═══ Data lines ═══

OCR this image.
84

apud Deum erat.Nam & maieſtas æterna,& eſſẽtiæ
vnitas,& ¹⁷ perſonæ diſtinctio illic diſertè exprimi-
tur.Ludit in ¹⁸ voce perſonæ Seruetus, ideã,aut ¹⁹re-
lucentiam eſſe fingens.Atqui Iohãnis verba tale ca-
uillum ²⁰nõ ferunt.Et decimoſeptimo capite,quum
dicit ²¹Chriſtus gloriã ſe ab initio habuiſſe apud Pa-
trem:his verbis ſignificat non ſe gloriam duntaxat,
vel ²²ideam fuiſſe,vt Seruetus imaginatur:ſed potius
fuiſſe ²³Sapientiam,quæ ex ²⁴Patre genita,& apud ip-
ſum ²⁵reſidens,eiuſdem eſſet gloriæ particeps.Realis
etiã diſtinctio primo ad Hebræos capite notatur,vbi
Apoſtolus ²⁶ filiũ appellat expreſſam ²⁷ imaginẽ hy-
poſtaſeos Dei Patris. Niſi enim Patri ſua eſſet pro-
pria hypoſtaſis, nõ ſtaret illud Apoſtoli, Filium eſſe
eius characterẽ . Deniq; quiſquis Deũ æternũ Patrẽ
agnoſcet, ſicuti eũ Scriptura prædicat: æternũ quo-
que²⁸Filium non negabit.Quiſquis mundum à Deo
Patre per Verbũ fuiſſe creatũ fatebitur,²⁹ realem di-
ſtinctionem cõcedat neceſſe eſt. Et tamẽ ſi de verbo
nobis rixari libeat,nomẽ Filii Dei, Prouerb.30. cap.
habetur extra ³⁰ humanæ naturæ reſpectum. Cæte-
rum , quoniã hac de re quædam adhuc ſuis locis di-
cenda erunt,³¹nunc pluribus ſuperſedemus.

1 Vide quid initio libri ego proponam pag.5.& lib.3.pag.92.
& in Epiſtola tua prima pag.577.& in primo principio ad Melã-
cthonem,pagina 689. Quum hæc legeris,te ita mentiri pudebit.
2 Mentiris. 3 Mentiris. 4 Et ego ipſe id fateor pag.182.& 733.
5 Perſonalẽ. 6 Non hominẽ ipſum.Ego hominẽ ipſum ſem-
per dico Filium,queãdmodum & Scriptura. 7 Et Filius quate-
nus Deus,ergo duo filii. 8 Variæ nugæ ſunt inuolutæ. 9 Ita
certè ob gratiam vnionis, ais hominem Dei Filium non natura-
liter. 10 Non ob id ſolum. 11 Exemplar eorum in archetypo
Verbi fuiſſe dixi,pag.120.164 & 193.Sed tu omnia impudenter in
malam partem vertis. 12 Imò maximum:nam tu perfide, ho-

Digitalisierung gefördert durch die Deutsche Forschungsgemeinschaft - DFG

═══

Copy every single line of the material above that holds "Seruetus".

tur.Ludit in ¹⁸ voce perſonæ Seruetus, ideã,aut ¹⁹re-
vel ²²ideam fuiſſe,vt Seruetus imaginatur:ſed potius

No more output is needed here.